> **Exercise directions**: Below is a set of records; restate each one word for word.

> **Dataset records**:

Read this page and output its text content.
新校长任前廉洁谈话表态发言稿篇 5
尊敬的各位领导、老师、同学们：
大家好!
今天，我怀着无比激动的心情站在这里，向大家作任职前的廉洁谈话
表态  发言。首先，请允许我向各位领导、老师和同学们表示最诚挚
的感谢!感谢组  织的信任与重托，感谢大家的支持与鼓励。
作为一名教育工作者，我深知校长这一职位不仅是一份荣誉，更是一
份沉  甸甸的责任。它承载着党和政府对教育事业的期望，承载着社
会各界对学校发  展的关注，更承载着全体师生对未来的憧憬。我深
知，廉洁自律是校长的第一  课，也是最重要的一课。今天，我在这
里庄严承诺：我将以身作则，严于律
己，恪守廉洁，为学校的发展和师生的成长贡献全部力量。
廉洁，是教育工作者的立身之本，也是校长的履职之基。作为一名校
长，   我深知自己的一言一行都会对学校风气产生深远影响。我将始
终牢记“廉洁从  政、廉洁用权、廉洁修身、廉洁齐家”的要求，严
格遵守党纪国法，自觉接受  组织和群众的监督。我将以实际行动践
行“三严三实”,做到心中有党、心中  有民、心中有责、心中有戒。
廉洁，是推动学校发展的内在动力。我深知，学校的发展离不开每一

> **Answer to this task**:
Read this page and output its text content.
新校长任前廉洁谈话表态发言稿篇 5
尊敬的各位领导、老师、同学们：
大家好!
今天，我怀着无比激动的心情站在这里，向大家作任职前的廉洁谈话
表态  发言。首先，请允许我向各位领导、老师和同学们表示最诚挚
的感谢!感谢组  织的信任与重托，感谢大家的支持与鼓励。
作为一名教育工作者，我深知校长这一职位不仅是一份荣誉，更是一
份沉  甸甸的责任。它承载着党和政府对教育事业的期望，承载着社
会各界对学校发  展的关注，更承载着全体师生对未来的憧憬。我深
知，廉洁自律是校长的第一  课，也是最重要的一课。今天，我在这
里庄严承诺：我将以身作则，严于律
己，恪守廉洁，为学校的发展和师生的成长贡献全部力量。
廉洁，是教育工作者的立身之本，也是校长的履职之基。作为一名校
长，   我深知自己的一言一行都会对学校风气产生深远影响。我将始
终牢记“廉洁从  政、廉洁用权、廉洁修身、廉洁齐家”的要求，严
格遵守党纪国法，自觉接受  组织和群众的监督。我将以实际行动践
行“三严三实”,做到心中有党、心中  有民、心中有责、心中有戒。
廉洁，是推动学校发展的内在动力。我深知，学校的发展离不开每一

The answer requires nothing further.